What to do = Reproduce the material in full, exactly as written.

++++ Information shown

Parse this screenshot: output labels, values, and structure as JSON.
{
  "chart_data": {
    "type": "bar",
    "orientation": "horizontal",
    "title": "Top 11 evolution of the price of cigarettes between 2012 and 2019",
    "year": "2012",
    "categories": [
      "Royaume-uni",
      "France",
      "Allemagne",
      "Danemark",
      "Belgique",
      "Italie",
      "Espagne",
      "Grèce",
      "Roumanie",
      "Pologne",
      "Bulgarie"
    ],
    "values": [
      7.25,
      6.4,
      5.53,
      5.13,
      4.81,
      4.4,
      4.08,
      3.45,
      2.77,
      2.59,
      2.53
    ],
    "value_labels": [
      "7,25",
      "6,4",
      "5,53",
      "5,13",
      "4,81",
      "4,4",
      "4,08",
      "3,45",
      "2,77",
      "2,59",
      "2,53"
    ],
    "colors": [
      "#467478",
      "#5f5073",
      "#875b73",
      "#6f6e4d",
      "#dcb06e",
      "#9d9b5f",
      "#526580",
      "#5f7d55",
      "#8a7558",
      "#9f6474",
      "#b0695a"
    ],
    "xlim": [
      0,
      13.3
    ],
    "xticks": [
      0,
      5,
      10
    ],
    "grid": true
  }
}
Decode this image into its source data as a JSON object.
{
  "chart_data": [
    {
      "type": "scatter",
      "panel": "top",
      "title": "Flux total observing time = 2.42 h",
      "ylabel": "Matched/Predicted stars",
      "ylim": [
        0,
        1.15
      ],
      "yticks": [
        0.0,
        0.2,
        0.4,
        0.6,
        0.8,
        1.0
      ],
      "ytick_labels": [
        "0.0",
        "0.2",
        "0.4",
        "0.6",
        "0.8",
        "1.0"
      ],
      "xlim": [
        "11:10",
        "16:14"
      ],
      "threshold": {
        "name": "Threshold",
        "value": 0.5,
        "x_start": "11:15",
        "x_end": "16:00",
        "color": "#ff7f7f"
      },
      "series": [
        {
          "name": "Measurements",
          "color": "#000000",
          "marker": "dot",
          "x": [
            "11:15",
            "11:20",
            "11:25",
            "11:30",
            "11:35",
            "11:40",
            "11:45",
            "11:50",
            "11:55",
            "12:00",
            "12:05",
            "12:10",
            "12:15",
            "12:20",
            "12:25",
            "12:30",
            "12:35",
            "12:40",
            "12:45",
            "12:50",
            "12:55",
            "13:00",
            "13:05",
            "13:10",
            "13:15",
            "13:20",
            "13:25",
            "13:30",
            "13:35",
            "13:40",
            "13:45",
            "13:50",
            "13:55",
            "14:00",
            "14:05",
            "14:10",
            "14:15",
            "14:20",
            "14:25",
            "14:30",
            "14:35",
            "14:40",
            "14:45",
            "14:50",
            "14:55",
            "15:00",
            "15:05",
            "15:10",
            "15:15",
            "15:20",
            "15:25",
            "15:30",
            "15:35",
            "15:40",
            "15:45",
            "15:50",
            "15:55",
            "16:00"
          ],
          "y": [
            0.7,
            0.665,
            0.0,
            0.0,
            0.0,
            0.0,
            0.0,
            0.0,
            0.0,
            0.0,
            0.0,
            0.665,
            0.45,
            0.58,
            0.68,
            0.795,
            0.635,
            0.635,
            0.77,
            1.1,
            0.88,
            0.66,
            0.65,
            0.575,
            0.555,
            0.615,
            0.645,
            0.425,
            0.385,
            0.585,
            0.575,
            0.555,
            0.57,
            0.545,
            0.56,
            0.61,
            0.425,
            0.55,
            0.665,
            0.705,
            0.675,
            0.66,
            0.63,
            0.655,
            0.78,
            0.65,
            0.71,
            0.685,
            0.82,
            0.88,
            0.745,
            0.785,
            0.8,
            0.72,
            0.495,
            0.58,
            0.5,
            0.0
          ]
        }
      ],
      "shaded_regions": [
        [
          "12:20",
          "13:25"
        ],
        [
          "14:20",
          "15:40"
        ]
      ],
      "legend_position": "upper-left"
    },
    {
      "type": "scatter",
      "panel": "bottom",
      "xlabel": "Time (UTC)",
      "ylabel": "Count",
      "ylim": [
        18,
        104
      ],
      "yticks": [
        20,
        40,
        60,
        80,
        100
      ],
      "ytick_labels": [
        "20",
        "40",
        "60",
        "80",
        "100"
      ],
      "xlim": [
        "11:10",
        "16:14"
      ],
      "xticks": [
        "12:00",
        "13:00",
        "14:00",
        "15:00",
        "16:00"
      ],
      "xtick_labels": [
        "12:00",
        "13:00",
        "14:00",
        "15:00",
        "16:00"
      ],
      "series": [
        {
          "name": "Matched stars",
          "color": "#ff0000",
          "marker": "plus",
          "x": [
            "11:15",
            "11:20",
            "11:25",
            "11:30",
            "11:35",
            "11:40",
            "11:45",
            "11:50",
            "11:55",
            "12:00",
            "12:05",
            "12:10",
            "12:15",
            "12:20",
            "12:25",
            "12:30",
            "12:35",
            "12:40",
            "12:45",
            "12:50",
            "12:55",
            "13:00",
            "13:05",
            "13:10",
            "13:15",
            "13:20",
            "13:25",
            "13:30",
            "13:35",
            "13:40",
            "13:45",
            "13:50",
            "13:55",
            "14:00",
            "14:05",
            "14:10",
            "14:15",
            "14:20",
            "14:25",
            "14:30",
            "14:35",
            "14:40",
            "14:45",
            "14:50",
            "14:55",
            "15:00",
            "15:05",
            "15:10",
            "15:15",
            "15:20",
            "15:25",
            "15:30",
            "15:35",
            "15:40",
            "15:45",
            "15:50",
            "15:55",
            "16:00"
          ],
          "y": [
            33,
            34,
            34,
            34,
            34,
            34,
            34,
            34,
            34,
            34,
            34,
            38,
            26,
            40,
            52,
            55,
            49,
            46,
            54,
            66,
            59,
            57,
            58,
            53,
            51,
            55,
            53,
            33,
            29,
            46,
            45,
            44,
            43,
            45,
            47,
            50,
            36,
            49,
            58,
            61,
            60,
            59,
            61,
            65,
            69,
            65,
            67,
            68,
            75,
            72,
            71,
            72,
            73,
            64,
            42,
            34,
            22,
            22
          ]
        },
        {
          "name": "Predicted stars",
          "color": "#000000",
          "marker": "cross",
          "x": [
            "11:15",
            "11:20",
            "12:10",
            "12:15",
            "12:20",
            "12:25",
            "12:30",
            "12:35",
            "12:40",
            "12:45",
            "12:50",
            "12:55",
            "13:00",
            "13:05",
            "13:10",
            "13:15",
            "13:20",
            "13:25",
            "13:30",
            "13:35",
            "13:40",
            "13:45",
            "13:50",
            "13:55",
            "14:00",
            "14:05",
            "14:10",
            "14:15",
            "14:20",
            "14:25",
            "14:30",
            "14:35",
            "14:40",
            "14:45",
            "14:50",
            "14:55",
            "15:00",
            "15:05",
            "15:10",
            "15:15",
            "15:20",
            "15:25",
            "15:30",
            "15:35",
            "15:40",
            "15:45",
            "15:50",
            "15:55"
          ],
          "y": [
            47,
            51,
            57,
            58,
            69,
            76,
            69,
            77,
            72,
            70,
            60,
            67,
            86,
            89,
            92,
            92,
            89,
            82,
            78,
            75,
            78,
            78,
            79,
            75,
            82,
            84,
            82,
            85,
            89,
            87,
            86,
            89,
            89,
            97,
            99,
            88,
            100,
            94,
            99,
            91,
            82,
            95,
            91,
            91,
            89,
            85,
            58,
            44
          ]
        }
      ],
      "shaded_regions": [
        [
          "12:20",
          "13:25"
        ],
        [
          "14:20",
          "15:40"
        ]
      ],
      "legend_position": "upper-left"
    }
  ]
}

++++++++

Result of this task =
Parse this screenshot: output labels, values, and structure as JSON.
{
  "chart_data": {
    "type": "bar",
    "orientation": "horizontal",
    "title": "Top 11 evolution of the price of cigarettes between 2012 and 2019",
    "year": "2012",
    "categories": [
      "Royaume-uni",
      "France",
      "Allemagne",
      "Danemark",
      "Belgique",
      "Italie",
      "Espagne",
      "Grèce",
      "Roumanie",
      "Pologne",
      "Bulgarie"
    ],
    "values": [
      7.25,
      6.4,
      5.53,
      5.13,
      4.81,
      4.4,
      4.08,
      3.45,
      2.77,
      2.59,
      2.53
    ],
    "value_labels": [
      "7,25",
      "6,4",
      "5,53",
      "5,13",
      "4,81",
      "4,4",
      "4,08",
      "3,45",
      "2,77",
      "2,59",
      "2,53"
    ],
    "colors": [
      "#467478",
      "#5f5073",
      "#875b73",
      "#6f6e4d",
      "#dcb06e",
      "#9d9b5f",
      "#526580",
      "#5f7d55",
      "#8a7558",
      "#9f6474",
      "#b0695a"
    ],
    "xlim": [
      0,
      13.3
    ],
    "xticks": [
      0,
      5,
      10
    ],
    "grid": true
  }
}
Decode this image into its source data as a JSON object.
{
  "chart_data": [
    {
      "type": "scatter",
      "panel": "top",
      "title": "Flux total observing time = 2.42 h",
      "ylabel": "Matched/Predicted stars",
      "ylim": [
        0,
        1.15
      ],
      "yticks": [
        0.0,
        0.2,
        0.4,
        0.6,
        0.8,
        1.0
      ],
      "ytick_labels": [
        "0.0",
        "0.2",
        "0.4",
        "0.6",
        "0.8",
        "1.0"
      ],
      "xlim": [
        "11:10",
        "16:14"
      ],
      "threshold": {
        "name": "Threshold",
        "value": 0.5,
        "x_start": "11:15",
        "x_end": "16:00",
        "color": "#ff7f7f"
      },
      "series": [
        {
          "name": "Measurements",
          "color": "#000000",
          "marker": "dot",
          "x": [
            "11:15",
            "11:20",
            "11:25",
            "11:30",
            "11:35",
            "11:40",
            "11:45",
            "11:50",
            "11:55",
            "12:00",
            "12:05",
            "12:10",
            "12:15",
            "12:20",
            "12:25",
            "12:30",
            "12:35",
            "12:40",
            "12:45",
            "12:50",
            "12:55",
            "13:00",
            "13:05",
            "13:10",
            "13:15",
            "13:20",
            "13:25",
            "13:30",
            "13:35",
            "13:40",
            "13:45",
            "13:50",
            "13:55",
            "14:00",
            "14:05",
            "14:10",
            "14:15",
            "14:20",
            "14:25",
            "14:30",
            "14:35",
            "14:40",
            "14:45",
            "14:50",
            "14:55",
            "15:00",
            "15:05",
            "15:10",
            "15:15",
            "15:20",
            "15:25",
            "15:30",
            "15:35",
            "15:40",
            "15:45",
            "15:50",
            "15:55",
            "16:00"
          ],
          "y": [
            0.7,
            0.665,
            0.0,
            0.0,
            0.0,
            0.0,
            0.0,
            0.0,
            0.0,
            0.0,
            0.0,
            0.665,
            0.45,
            0.58,
            0.68,
            0.795,
            0.635,
            0.635,
            0.77,
            1.1,
            0.88,
            0.66,
            0.65,
            0.575,
            0.555,
            0.615,
            0.645,
            0.425,
            0.385,
            0.585,
            0.575,
            0.555,
            0.57,
            0.545,
            0.56,
            0.61,
            0.425,
            0.55,
            0.665,
            0.705,
            0.675,
            0.66,
            0.63,
            0.655,
            0.78,
            0.65,
            0.71,
            0.685,
            0.82,
            0.88,
            0.745,
            0.785,
            0.8,
            0.72,
            0.495,
            0.58,
            0.5,
            0.0
          ]
        }
      ],
      "shaded_regions": [
        [
          "12:20",
          "13:25"
        ],
        [
          "14:20",
          "15:40"
        ]
      ],
      "legend_position": "upper-left"
    },
    {
      "type": "scatter",
      "panel": "bottom",
      "xlabel": "Time (UTC)",
      "ylabel": "Count",
      "ylim": [
        18,
        104
      ],
      "yticks": [
        20,
        40,
        60,
        80,
        100
      ],
      "ytick_labels": [
        "20",
        "40",
        "60",
        "80",
        "100"
      ],
      "xlim": [
        "11:10",
        "16:14"
      ],
      "xticks": [
        "12:00",
        "13:00",
        "14:00",
        "15:00",
        "16:00"
      ],
      "xtick_labels": [
        "12:00",
        "13:00",
        "14:00",
        "15:00",
        "16:00"
      ],
      "series": [
        {
          "name": "Matched stars",
          "color": "#ff0000",
          "marker": "plus",
          "x": [
            "11:15",
            "11:20",
            "11:25",
            "11:30",
            "11:35",
            "11:40",
            "11:45",
            "11:50",
            "11:55",
            "12:00",
            "12:05",
            "12:10",
            "12:15",
            "12:20",
            "12:25",
            "12:30",
            "12:35",
            "12:40",
            "12:45",
            "12:50",
            "12:55",
            "13:00",
            "13:05",
            "13:10",
            "13:15",
            "13:20",
            "13:25",
            "13:30",
            "13:35",
            "13:40",
            "13:45",
            "13:50",
            "13:55",
            "14:00",
            "14:05",
            "14:10",
            "14:15",
            "14:20",
            "14:25",
            "14:30",
            "14:35",
            "14:40",
            "14:45",
            "14:50",
            "14:55",
            "15:00",
            "15:05",
            "15:10",
            "15:15",
            "15:20",
            "15:25",
            "15:30",
            "15:35",
            "15:40",
            "15:45",
            "15:50",
            "15:55",
            "16:00"
          ],
          "y": [
            33,
            34,
            34,
            34,
            34,
            34,
            34,
            34,
            34,
            34,
            34,
            38,
            26,
            40,
            52,
            55,
            49,
            46,
            54,
            66,
            59,
            57,
            58,
            53,
            51,
            55,
            53,
            33,
            29,
            46,
            45,
            44,
            43,
            45,
            47,
            50,
            36,
            49,
            58,
            61,
            60,
            59,
            61,
            65,
            69,
            65,
            67,
            68,
            75,
            72,
            71,
            72,
            73,
            64,
            42,
            34,
            22,
            22
          ]
        },
        {
          "name": "Predicted stars",
          "color": "#000000",
          "marker": "cross",
          "x": [
            "11:15",
            "11:20",
            "12:10",
            "12:15",
            "12:20",
            "12:25",
            "12:30",
            "12:35",
            "12:40",
            "12:45",
            "12:50",
            "12:55",
            "13:00",
            "13:05",
            "13:10",
            "13:15",
            "13:20",
            "13:25",
            "13:30",
            "13:35",
            "13:40",
            "13:45",
            "13:50",
            "13:55",
            "14:00",
            "14:05",
            "14:10",
            "14:15",
            "14:20",
            "14:25",
            "14:30",
            "14:35",
            "14:40",
            "14:45",
            "14:50",
            "14:55",
            "15:00",
            "15:05",
            "15:10",
            "15:15",
            "15:20",
            "15:25",
            "15:30",
            "15:35",
            "15:40",
            "15:45",
            "15:50",
            "15:55"
          ],
          "y": [
            47,
            51,
            57,
            58,
            69,
            76,
            69,
            77,
            72,
            70,
            60,
            67,
            86,
            89,
            92,
            92,
            89,
            82,
            78,
            75,
            78,
            78,
            79,
            75,
            82,
            84,
            82,
            85,
            89,
            87,
            86,
            89,
            89,
            97,
            99,
            88,
            100,
            94,
            99,
            91,
            82,
            95,
            91,
            91,
            89,
            85,
            58,
            44
          ]
        }
      ],
      "shaded_regions": [
        [
          "12:20",
          "13:25"
        ],
        [
          "14:20",
          "15:40"
        ]
      ],
      "legend_position": "upper-left"
    }
  ]
}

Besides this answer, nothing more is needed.